**LISTED ENTRIES**

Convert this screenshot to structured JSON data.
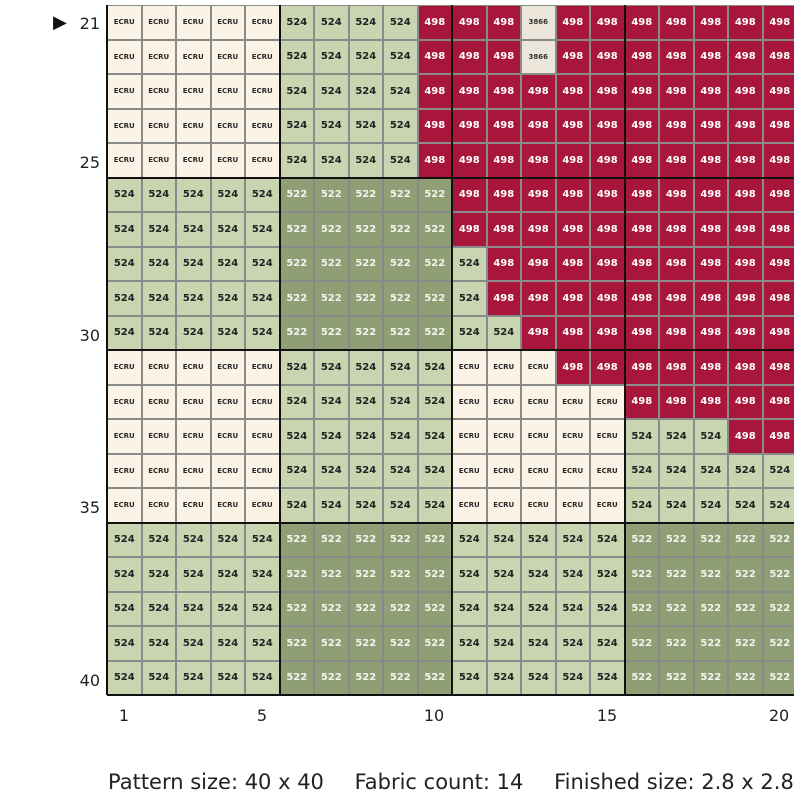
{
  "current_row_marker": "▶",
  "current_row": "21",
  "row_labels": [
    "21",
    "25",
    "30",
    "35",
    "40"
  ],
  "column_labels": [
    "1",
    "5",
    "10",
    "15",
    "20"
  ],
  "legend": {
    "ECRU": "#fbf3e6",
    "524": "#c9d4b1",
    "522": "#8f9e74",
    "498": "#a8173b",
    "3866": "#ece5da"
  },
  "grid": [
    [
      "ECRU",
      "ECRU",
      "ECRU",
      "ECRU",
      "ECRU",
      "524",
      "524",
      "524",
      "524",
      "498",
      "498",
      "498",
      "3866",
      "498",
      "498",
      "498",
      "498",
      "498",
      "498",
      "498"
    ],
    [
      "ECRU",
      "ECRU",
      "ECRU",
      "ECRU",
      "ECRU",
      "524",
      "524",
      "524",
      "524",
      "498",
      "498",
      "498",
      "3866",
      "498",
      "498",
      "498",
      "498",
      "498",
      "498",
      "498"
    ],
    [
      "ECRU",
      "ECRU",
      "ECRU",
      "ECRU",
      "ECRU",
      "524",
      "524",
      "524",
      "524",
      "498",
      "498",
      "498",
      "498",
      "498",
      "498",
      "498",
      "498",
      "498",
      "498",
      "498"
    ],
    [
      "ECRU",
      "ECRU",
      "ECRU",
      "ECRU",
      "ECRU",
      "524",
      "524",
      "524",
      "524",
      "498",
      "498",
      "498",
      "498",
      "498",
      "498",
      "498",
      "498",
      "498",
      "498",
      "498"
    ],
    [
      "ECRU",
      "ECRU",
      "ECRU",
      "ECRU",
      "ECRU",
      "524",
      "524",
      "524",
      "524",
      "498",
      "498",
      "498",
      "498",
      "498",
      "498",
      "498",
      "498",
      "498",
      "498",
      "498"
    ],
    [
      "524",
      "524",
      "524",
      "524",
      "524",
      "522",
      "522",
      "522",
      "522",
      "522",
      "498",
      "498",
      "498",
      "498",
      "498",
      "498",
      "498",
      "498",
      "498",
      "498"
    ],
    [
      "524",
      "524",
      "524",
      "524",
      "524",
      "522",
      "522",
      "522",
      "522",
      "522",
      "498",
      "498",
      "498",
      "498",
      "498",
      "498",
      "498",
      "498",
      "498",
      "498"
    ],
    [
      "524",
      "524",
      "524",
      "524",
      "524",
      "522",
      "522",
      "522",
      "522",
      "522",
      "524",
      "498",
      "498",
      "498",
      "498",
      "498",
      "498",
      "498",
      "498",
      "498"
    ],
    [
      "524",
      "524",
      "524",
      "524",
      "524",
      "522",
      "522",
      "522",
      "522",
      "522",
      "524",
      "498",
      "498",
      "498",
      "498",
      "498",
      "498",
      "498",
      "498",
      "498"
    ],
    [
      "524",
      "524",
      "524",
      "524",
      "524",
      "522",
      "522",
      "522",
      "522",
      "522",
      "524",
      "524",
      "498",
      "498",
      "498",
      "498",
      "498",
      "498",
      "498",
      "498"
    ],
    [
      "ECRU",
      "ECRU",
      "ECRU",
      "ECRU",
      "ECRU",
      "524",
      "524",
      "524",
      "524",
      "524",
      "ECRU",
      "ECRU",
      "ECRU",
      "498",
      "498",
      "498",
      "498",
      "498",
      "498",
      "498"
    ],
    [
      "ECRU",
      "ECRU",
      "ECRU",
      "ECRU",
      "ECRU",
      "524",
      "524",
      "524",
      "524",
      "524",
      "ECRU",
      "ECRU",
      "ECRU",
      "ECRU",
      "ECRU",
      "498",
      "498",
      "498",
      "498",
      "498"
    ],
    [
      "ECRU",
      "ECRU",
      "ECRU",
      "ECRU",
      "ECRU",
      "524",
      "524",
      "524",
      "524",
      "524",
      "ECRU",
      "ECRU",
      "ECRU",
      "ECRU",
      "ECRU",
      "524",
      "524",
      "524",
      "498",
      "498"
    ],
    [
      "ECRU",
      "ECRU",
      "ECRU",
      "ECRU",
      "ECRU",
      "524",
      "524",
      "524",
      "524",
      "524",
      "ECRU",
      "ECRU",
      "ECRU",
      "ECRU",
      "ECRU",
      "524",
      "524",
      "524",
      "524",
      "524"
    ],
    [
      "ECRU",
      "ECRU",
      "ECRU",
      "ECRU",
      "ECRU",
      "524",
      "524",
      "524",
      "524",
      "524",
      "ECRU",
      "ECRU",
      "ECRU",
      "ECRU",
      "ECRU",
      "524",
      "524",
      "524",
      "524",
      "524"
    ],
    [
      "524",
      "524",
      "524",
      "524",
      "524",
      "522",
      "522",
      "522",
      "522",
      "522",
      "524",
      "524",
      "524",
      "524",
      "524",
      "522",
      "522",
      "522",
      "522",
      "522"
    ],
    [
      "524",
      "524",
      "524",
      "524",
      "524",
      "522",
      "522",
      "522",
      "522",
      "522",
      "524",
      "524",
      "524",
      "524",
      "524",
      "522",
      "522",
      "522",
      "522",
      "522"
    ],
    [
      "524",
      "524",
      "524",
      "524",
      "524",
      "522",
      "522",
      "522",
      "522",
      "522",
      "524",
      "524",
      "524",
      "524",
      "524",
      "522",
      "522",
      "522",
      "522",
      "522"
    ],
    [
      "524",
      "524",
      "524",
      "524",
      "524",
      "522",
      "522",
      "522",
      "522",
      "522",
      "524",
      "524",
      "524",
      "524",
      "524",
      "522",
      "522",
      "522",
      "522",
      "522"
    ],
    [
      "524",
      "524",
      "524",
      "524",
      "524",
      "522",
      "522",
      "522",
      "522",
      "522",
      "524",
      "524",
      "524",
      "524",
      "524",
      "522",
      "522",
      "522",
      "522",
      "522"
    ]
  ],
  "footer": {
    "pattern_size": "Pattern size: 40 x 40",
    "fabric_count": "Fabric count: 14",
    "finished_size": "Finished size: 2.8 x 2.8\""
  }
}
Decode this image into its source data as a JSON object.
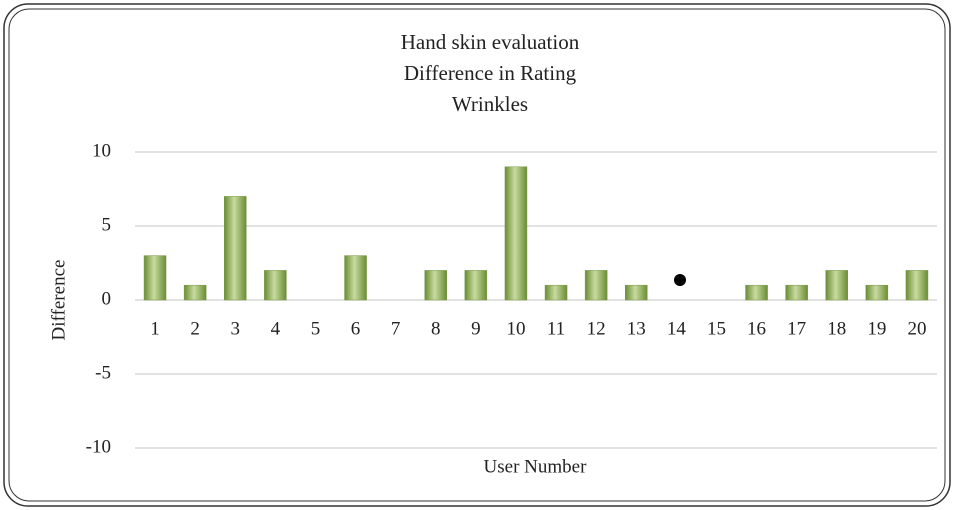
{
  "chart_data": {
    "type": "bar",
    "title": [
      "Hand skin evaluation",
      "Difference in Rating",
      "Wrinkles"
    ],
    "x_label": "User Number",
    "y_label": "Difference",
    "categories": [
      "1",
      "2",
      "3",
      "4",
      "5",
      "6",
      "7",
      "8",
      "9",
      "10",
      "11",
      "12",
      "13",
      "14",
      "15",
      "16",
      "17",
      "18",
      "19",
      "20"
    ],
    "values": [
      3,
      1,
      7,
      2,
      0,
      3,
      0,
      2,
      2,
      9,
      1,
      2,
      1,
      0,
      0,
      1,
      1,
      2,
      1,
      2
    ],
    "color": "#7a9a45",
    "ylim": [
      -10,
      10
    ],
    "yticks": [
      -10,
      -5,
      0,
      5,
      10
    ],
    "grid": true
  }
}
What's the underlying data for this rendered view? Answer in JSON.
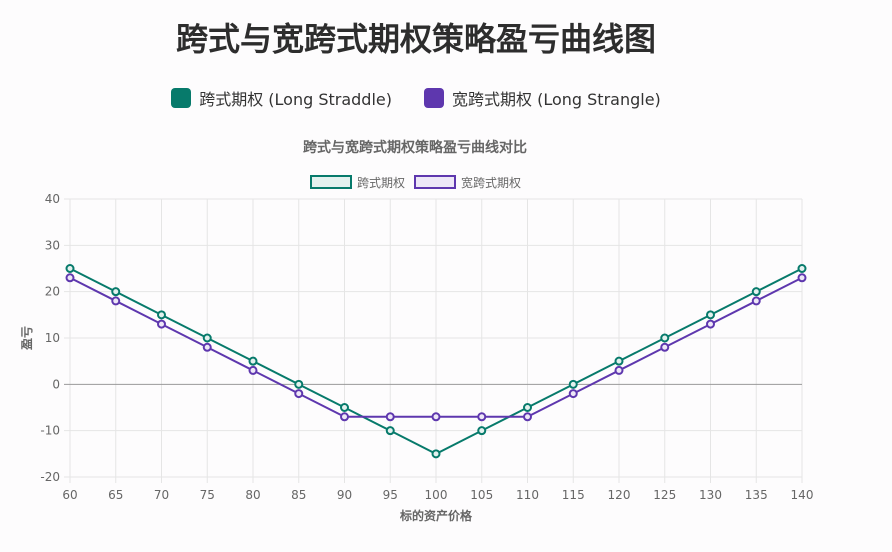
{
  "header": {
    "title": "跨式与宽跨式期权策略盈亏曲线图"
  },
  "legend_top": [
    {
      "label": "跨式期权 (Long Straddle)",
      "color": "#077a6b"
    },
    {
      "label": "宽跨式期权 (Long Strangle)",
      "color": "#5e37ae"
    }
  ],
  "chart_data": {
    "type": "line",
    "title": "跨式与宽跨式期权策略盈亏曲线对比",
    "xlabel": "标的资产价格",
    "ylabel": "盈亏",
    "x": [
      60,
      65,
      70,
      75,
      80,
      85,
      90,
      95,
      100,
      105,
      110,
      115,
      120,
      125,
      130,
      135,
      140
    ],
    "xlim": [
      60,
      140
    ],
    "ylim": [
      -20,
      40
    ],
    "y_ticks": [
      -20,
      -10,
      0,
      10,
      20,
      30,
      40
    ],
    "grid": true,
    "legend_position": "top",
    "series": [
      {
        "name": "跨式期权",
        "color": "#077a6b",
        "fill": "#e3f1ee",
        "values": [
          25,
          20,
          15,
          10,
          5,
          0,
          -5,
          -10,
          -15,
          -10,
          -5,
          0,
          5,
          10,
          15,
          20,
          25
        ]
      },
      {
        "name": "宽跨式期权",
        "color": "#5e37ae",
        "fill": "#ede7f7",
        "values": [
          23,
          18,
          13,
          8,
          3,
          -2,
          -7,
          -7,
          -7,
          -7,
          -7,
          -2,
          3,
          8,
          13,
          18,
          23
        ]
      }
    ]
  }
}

**SET EXERCISE**
In the records above, find each line that holds the word "Difference"; copy all such lines.

**EXPECTED OUTPUT**
      "Difference in Rating",
    "y_label": "Difference",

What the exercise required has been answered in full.